◆ Dataset entries ◆
•••

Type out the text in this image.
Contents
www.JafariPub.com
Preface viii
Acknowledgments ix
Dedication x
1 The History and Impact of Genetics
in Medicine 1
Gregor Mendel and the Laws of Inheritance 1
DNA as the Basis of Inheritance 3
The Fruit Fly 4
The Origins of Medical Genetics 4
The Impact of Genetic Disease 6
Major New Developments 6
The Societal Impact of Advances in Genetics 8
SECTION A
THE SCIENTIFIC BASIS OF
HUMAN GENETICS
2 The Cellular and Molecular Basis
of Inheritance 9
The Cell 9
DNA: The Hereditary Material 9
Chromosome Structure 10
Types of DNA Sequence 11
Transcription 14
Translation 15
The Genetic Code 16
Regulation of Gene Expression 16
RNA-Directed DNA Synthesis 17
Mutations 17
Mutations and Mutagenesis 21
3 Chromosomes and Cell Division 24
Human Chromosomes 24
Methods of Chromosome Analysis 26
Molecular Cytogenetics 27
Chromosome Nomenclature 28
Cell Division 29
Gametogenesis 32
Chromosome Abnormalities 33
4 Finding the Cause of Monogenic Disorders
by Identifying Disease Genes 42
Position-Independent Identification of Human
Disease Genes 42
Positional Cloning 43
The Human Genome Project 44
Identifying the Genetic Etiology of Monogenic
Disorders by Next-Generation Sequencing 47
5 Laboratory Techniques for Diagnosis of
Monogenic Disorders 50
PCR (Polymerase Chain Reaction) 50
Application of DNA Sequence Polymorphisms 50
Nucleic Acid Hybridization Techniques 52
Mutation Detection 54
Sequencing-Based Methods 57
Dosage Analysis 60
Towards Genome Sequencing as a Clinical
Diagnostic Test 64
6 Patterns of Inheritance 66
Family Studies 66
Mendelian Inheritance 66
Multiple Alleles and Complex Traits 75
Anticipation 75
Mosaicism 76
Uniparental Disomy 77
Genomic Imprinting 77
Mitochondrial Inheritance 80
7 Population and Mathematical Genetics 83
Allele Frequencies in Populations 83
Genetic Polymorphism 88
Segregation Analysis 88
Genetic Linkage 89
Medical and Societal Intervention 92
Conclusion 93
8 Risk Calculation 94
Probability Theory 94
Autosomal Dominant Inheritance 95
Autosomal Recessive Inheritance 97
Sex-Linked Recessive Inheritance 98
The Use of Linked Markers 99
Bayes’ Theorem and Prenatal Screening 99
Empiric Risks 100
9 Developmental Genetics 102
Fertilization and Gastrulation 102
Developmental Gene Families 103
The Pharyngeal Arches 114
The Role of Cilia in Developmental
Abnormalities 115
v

•••

◆ Exercise requirements ◆
Since the material above must be kept intact, output it exactly as it is.

◆ Expected answer ◆
Type out the text in this image.
Contents
www.JafariPub.com
Preface viii
Acknowledgments ix
Dedication x
1 The History and Impact of Genetics
in Medicine 1
Gregor Mendel and the Laws of Inheritance 1
DNA as the Basis of Inheritance 3
The Fruit Fly 4
The Origins of Medical Genetics 4
The Impact of Genetic Disease 6
Major New Developments 6
The Societal Impact of Advances in Genetics 8
SECTION A
THE SCIENTIFIC BASIS OF
HUMAN GENETICS
2 The Cellular and Molecular Basis
of Inheritance 9
The Cell 9
DNA: The Hereditary Material 9
Chromosome Structure 10
Types of DNA Sequence 11
Transcription 14
Translation 15
The Genetic Code 16
Regulation of Gene Expression 16
RNA-Directed DNA Synthesis 17
Mutations 17
Mutations and Mutagenesis 21
3 Chromosomes and Cell Division 24
Human Chromosomes 24
Methods of Chromosome Analysis 26
Molecular Cytogenetics 27
Chromosome Nomenclature 28
Cell Division 29
Gametogenesis 32
Chromosome Abnormalities 33
4 Finding the Cause of Monogenic Disorders
by Identifying Disease Genes 42
Position-Independent Identification of Human
Disease Genes 42
Positional Cloning 43
The Human Genome Project 44
Identifying the Genetic Etiology of Monogenic
Disorders by Next-Generation Sequencing 47
5 Laboratory Techniques for Diagnosis of
Monogenic Disorders 50
PCR (Polymerase Chain Reaction) 50
Application of DNA Sequence Polymorphisms 50
Nucleic Acid Hybridization Techniques 52
Mutation Detection 54
Sequencing-Based Methods 57
Dosage Analysis 60
Towards Genome Sequencing as a Clinical
Diagnostic Test 64
6 Patterns of Inheritance 66
Family Studies 66
Mendelian Inheritance 66
Multiple Alleles and Complex Traits 75
Anticipation 75
Mosaicism 76
Uniparental Disomy 77
Genomic Imprinting 77
Mitochondrial Inheritance 80
7 Population and Mathematical Genetics 83
Allele Frequencies in Populations 83
Genetic Polymorphism 88
Segregation Analysis 88
Genetic Linkage 89
Medical and Societal Intervention 92
Conclusion 93
8 Risk Calculation 94
Probability Theory 94
Autosomal Dominant Inheritance 95
Autosomal Recessive Inheritance 97
Sex-Linked Recessive Inheritance 98
The Use of Linked Markers 99
Bayes’ Theorem and Prenatal Screening 99
Empiric Risks 100
9 Developmental Genetics 102
Fertilization and Gastrulation 102
Developmental Gene Families 103
The Pharyngeal Arches 114
The Role of Cilia in Developmental
Abnormalities 115
v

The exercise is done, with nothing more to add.